SHORT TASK
In the entries, find all lines that hold the word "title" and copy them.

──────── SUPPLIED DATA

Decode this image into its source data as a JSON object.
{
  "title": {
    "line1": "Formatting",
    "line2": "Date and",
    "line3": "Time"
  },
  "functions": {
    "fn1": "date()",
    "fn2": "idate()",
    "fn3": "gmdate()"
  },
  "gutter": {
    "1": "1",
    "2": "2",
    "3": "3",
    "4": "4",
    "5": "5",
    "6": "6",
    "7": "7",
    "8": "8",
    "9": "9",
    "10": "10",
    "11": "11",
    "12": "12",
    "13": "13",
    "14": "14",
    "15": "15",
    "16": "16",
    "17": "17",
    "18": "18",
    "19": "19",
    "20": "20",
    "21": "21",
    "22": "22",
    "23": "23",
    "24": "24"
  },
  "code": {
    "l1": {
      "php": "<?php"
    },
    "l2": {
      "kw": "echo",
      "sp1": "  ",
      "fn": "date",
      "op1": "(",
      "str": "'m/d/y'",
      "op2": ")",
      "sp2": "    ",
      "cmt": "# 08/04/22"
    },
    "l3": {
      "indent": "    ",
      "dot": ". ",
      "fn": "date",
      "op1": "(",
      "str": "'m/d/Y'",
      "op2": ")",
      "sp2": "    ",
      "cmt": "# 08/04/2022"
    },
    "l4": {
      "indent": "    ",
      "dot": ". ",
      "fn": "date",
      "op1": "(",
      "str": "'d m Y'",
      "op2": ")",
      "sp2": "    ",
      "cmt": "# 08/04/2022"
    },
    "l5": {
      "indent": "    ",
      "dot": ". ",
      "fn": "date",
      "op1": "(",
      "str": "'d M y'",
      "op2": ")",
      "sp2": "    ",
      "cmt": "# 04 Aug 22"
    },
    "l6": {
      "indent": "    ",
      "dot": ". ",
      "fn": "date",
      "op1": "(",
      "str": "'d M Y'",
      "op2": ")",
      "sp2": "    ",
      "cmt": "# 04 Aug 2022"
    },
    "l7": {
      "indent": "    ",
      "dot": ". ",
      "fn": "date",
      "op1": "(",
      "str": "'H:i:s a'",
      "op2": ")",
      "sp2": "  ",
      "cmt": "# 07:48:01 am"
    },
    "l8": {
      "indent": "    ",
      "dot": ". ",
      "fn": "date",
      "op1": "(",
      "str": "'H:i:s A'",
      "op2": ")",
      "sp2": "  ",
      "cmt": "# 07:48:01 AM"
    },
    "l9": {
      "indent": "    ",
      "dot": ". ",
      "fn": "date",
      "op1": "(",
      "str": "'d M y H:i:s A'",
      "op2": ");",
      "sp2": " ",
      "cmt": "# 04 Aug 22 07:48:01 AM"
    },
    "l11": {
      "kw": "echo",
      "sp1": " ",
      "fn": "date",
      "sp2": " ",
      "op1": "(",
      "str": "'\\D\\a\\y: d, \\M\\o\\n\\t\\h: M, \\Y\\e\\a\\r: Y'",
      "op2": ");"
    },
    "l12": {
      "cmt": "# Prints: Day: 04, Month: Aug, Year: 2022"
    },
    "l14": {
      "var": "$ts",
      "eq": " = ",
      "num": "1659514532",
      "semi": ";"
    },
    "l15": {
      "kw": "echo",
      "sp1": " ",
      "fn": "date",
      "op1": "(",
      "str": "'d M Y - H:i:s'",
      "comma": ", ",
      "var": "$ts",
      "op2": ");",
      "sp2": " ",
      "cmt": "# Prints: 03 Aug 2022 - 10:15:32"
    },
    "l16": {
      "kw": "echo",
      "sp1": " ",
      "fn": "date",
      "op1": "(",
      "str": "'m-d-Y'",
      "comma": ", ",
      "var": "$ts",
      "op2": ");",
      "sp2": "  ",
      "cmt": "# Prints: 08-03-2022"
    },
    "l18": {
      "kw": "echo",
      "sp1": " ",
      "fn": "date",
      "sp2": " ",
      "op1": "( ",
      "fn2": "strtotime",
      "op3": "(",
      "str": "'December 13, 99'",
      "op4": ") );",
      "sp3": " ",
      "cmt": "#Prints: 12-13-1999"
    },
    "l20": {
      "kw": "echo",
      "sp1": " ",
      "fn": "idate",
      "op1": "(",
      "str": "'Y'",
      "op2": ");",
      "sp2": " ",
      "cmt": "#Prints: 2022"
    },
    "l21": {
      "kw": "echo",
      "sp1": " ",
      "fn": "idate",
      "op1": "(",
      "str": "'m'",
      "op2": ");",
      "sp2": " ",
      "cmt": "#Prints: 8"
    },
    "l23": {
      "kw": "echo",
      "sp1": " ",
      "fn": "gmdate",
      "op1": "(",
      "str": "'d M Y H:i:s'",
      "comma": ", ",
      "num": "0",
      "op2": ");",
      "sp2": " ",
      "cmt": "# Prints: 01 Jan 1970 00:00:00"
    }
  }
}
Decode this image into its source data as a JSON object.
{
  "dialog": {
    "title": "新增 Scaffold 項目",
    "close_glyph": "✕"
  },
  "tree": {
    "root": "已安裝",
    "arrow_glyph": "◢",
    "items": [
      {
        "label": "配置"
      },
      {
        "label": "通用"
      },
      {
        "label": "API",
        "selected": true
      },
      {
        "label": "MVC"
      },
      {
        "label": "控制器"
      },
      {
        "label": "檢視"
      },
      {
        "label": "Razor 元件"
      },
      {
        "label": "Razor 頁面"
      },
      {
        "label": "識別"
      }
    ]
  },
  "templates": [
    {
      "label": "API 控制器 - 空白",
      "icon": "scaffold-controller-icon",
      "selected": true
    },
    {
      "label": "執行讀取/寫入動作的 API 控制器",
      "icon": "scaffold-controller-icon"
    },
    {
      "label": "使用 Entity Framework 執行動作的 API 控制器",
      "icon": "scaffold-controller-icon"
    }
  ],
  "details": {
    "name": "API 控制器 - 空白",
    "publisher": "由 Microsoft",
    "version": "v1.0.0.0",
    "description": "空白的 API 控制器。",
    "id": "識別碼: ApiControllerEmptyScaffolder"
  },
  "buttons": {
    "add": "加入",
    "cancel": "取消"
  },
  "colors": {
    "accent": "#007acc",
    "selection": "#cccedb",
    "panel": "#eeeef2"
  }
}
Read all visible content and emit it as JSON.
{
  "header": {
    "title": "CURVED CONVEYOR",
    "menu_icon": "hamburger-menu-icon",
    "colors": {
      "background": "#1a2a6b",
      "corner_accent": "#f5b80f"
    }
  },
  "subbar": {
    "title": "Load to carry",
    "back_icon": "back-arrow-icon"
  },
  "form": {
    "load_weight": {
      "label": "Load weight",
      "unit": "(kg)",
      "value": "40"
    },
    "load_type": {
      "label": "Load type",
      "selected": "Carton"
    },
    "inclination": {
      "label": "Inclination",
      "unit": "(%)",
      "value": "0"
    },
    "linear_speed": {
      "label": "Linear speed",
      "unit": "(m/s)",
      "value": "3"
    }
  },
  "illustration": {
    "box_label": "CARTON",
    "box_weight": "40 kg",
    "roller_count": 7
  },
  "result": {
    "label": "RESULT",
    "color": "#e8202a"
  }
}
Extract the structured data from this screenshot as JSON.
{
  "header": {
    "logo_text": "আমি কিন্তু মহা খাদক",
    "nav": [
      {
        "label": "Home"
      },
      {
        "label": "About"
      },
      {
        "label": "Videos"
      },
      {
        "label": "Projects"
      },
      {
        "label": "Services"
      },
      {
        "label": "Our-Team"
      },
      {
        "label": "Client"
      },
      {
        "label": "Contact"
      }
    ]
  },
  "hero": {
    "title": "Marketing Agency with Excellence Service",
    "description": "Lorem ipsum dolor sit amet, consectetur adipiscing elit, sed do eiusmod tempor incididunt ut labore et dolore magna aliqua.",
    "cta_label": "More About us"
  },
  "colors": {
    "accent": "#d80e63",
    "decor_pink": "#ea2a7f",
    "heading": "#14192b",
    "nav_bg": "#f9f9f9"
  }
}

────────────────

TASK RESULT
  "title": {
    "title": "新增 Scaffold 項目",
    "title": "CURVED CONVEYOR",
    "title": "Load to carry",
    "title": "Marketing Agency with Excellence Service",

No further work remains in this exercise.